Gather from the listing below each line that includes the word "label", and copy it.

_ _ _

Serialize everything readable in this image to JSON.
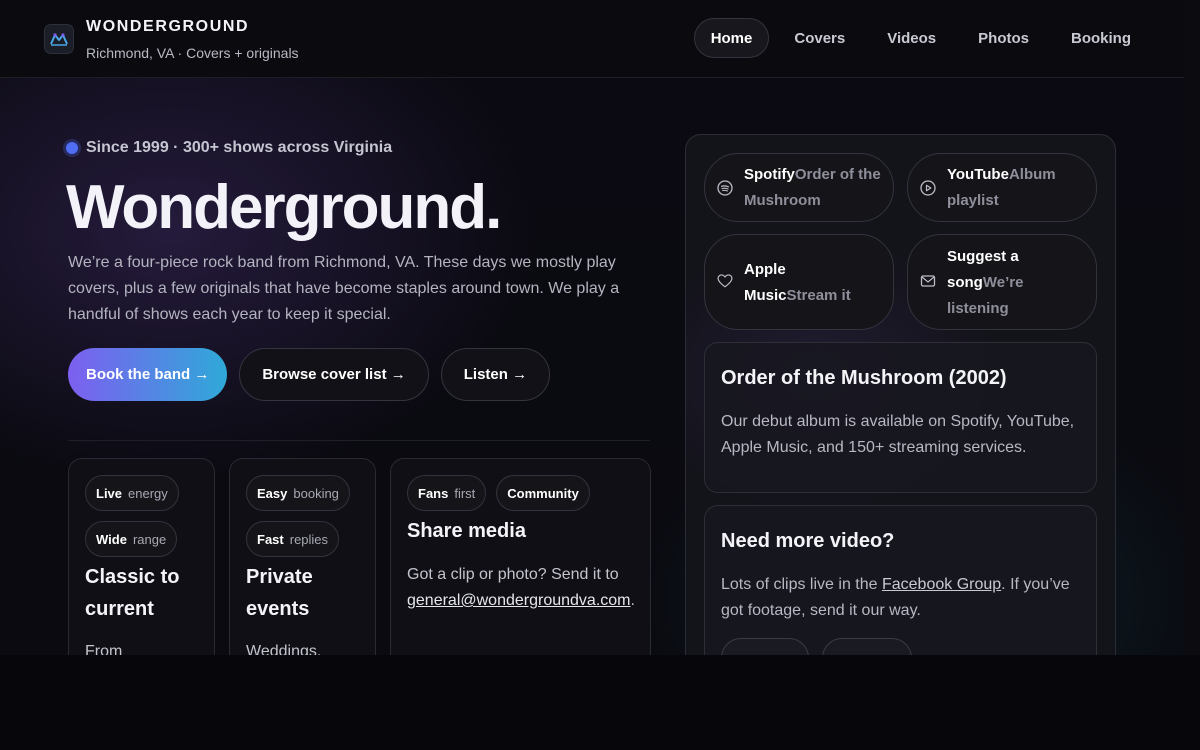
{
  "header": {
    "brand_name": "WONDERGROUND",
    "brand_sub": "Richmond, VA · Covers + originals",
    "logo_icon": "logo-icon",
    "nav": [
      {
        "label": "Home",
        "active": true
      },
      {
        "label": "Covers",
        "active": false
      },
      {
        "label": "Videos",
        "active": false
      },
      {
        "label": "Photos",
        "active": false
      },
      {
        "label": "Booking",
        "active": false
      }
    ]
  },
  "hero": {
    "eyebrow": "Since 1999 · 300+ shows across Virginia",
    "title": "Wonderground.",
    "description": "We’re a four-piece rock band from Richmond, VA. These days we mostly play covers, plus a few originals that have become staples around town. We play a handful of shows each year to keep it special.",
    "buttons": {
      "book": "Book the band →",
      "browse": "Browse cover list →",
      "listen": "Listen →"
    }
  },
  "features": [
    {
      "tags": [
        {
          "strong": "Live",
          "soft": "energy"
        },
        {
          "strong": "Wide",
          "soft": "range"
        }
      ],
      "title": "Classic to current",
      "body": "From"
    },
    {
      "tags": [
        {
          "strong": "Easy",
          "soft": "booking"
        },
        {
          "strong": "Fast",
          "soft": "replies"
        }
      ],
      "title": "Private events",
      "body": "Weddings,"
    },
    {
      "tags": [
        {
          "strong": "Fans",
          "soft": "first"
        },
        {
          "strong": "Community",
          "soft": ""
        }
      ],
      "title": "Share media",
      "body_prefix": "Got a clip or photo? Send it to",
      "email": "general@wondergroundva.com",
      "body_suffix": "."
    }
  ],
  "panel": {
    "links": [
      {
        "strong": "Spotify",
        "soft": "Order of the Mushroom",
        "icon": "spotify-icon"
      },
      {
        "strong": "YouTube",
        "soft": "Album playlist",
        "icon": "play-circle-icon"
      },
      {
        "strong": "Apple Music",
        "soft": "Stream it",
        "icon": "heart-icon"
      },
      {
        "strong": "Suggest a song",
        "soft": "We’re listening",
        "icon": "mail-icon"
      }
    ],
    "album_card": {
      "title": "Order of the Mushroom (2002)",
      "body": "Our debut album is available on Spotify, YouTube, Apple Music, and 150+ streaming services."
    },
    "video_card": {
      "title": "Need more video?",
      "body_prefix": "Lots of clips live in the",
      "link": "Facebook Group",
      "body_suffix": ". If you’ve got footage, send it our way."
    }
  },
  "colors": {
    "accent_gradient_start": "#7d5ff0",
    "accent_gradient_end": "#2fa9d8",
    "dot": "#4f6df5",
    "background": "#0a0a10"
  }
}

_ _ _

** WRITTEN SOLUTION **
        "label": "Home",
        "label": "Covers",
        "label": "Videos",
        "label": "Photos",
        "label": "Booking",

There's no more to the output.